[Records]
━━━

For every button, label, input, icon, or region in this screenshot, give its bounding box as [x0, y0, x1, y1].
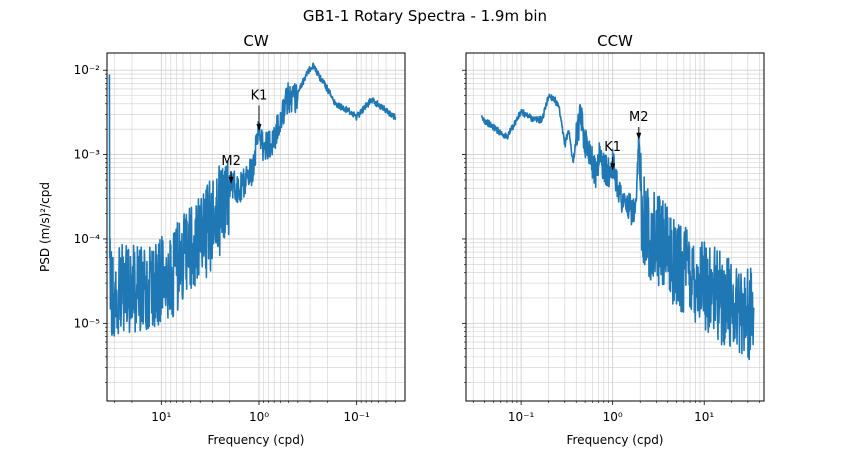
ccw-annotation-label: K1	[604, 140, 621, 155]
cw-ylabel: PSD (m/s)²/cpd	[38, 182, 52, 272]
cw-ticks: 10¹ 10⁰ 10⁻¹ 10⁻⁵ 10⁻⁴ 10⁻³ 10⁻²	[74, 63, 396, 424]
cw-x-tick-label: 10¹	[151, 410, 171, 424]
ccw-annotation-label: M2	[629, 110, 649, 125]
ccw-annotations: K1 M2	[604, 110, 649, 171]
cw-annotation-arrowhead	[256, 124, 262, 132]
ccw-ticks: 10⁻¹ 10⁰ 10¹	[462, 69, 760, 424]
ccw-grid	[466, 53, 764, 401]
ccw-series	[480, 93, 755, 361]
cw-panel: CW K1 M2 10¹ 10⁰ 10⁻¹ 10⁻⁵ 10⁻⁴ 10⁻³ 10⁻² Frequ…	[38, 32, 406, 447]
cw-x-tick-label: 10⁻¹	[343, 410, 370, 424]
ccw-x-tick-label: 10¹	[694, 410, 714, 424]
cw-annotation-label: M2	[221, 154, 241, 169]
cw-annotation-label: K1	[251, 88, 268, 103]
ccw-x-tick-label: 10⁻¹	[508, 410, 535, 424]
cw-y-tick-label: 10⁻⁵	[74, 316, 101, 330]
ccw-title: CCW	[597, 32, 633, 50]
ccw-annotation-arrowhead	[636, 132, 642, 140]
ccw-axes-frame	[465, 52, 765, 402]
cw-annotations: K1 M2	[221, 88, 268, 184]
ccw-xlabel: Frequency (cpd)	[566, 433, 663, 447]
cw-series	[108, 62, 397, 337]
cw-y-tick-label: 10⁻²	[74, 63, 101, 77]
ccw-panel: CCW K1 M2 10⁻¹ 10⁰ 10¹ Frequency (cpd)	[462, 32, 765, 447]
cw-axes-frame	[106, 52, 406, 402]
cw-annotation-arrowhead	[228, 176, 234, 184]
cw-x-tick-label: 10⁰	[249, 410, 269, 424]
figure-title: GB1-1 Rotary Spectra - 1.9m bin	[303, 7, 547, 25]
cw-xlabel: Frequency (cpd)	[207, 433, 304, 447]
cw-title: CW	[243, 32, 268, 50]
cw-y-tick-label: 10⁻⁴	[74, 232, 101, 246]
cw-y-tick-label: 10⁻³	[74, 148, 101, 162]
ccw-series-line	[480, 93, 755, 361]
ccw-x-tick-label: 10⁰	[603, 410, 623, 424]
cw-series-line	[108, 62, 397, 337]
cw-grid	[107, 53, 405, 401]
ccw-annotation-arrowhead	[610, 163, 616, 171]
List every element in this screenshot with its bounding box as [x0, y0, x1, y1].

━━━

### Task directions:
Find every line in the listing that contains the string "xlabel", matching case exactly, and copy each such line.

### Answer:
ccw-xlabel: Frequency (cpd)	[566, 433, 663, 447]
cw-xlabel: Frequency (cpd)	[207, 433, 304, 447]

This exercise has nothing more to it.